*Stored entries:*
....
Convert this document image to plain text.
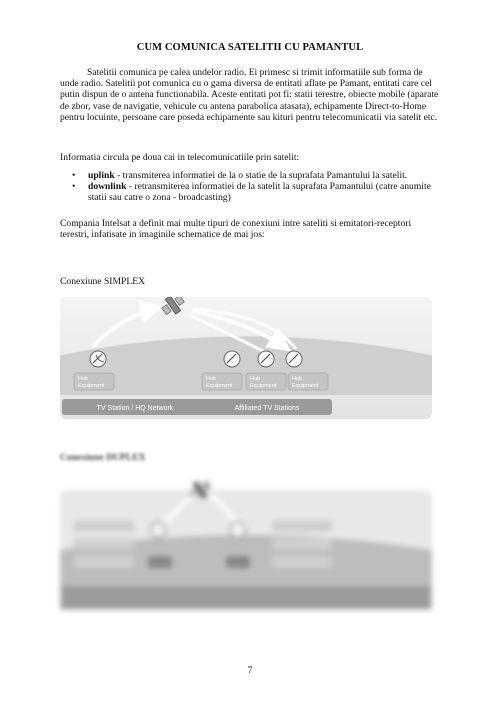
CUM COMUNICA SATELITII CU PAMANTUL

Satelitii comunica pe calea undelor radio. Ei primesc si trimit informatiile sub forma de unde radio. Satelitii pot comunica cu o gama diversa de entitati aflate pe Pamant, entitati care cel putin dispun de o antena functionabila. Aceste entitati pot fi: statii terestre, obiecte mobile (aparate de zbor, vase de navigatie, vehicule cu antena parabolica atasata), echipamente Direct-to-Home pentru locuinte, persoane care poseda echipamente sau kituri pentru telecomunicatii via satelit etc.

Informatia circula pe doua cai in telecomunicatiile prin satelit:

• uplink - transmiterea informatiei de la o statie de la suprafata Pamantului la satelit.
• downlink - retransmiterea informatiei de la satelit la suprafata Pamantului (catre anumite statii sau catre o zona - broadcasting)

Compania Intelsat a definit mai multe tipuri de conexiuni intre sateliti si emitatori-receptori terestri, infatisate in imaginile schematice de mai jos:

Conexiune SIMPLEX
Hub
Equipment
Hub
Equipment
Hub
Equipment
Hub
Equipment
TV Station / HQ Network	Affiliated TV Stations
Conexiune DUPLEX
7
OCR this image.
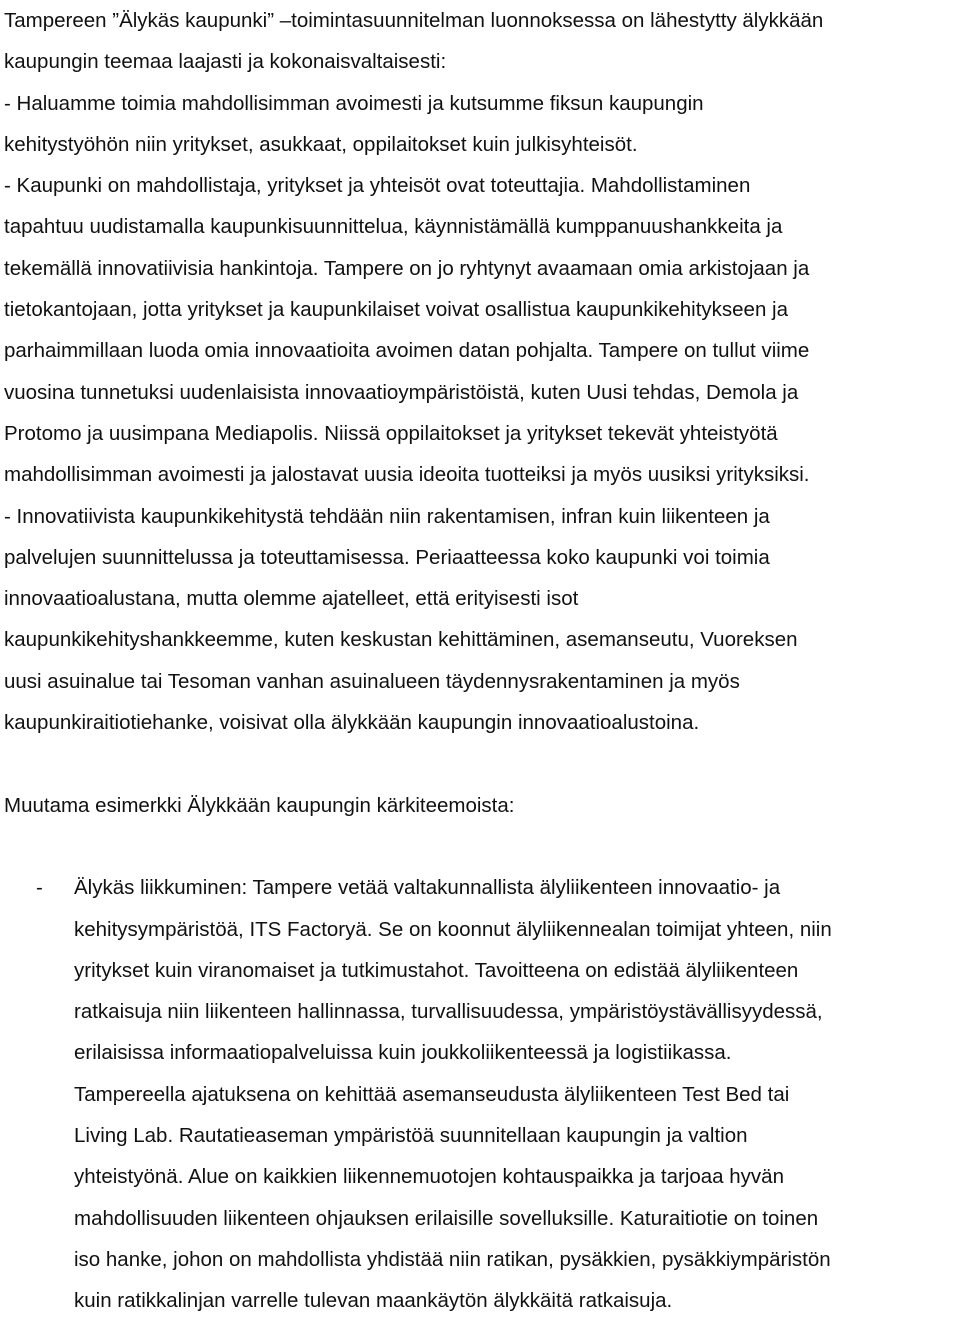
Tampereen ”Älykäs kaupunki” –toimintasuunnitelman luonnoksessa on lähestytty älykkään
kaupungin teemaa laajasti ja kokonaisvaltaisesti:
- Haluamme toimia mahdollisimman avoimesti ja kutsumme fiksun kaupungin
kehitystyöhön niin yritykset, asukkaat, oppilaitokset kuin julkisyhteisöt.
- Kaupunki on mahdollistaja, yritykset ja yhteisöt ovat toteuttajia. Mahdollistaminen
tapahtuu uudistamalla kaupunkisuunnittelua, käynnistämällä kumppanuushankkeita ja
tekemällä innovatiivisia hankintoja. Tampere on jo ryhtynyt avaamaan omia arkistojaan ja
tietokantojaan, jotta yritykset ja kaupunkilaiset voivat osallistua kaupunkikehitykseen ja
parhaimmillaan luoda omia innovaatioita avoimen datan pohjalta. Tampere on tullut viime
vuosina tunnetuksi uudenlaisista innovaatioympäristöistä, kuten Uusi tehdas, Demola ja
Protomo ja uusimpana Mediapolis. Niissä oppilaitokset ja yritykset tekevät yhteistyötä
mahdollisimman avoimesti ja jalostavat uusia ideoita tuotteiksi ja myös uusiksi yrityksiksi.
- Innovatiivista kaupunkikehitystä tehdään niin rakentamisen, infran kuin liikenteen ja
palvelujen suunnittelussa ja toteuttamisessa. Periaatteessa koko kaupunki voi toimia
innovaatioalustana, mutta olemme ajatelleet, että erityisesti isot
kaupunkikehityshankkeemme, kuten keskustan kehittäminen, asemanseutu, Vuoreksen
uusi asuinalue tai Tesoman vanhan asuinalueen täydennysrakentaminen ja myös
kaupunkiraitiotiehanke, voisivat olla älykkään kaupungin innovaatioalustoina.
Muutama esimerkki Älykkään kaupungin kärkiteemoista:
- Älykäs liikkuminen: Tampere vetää valtakunnallista älyliikenteen innovaatio- ja
kehitysympäristöä, ITS Factoryä. Se on koonnut älyliikennealan toimijat yhteen, niin
yritykset kuin viranomaiset ja tutkimustahot. Tavoitteena on edistää älyliikenteen
ratkaisuja niin liikenteen hallinnassa, turvallisuudessa, ympäristöystävällisyydessä,
erilaisissa informaatiopalveluissa kuin joukkoliikenteessä ja logistiikassa.
Tampereella ajatuksena on kehittää asemanseudusta älyliikenteen Test Bed tai
Living Lab. Rautatieaseman ympäristöä suunnitellaan kaupungin ja valtion
yhteistyönä. Alue on kaikkien liikennemuotojen kohtauspaikka ja tarjoaa hyvän
mahdollisuuden liikenteen ohjauksen erilaisille sovelluksille. Katuraitiotie on toinen
iso hanke, johon on mahdollista yhdistää niin ratikan, pysäkkien, pysäkkiympäristön
kuin ratikkalinjan varrelle tulevan maankäytön älykkäitä ratkaisuja.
....
*Aim of the task:*
Each line that contains the word "Pamantului" counts toward the total; give only that total.

*Result below:*
2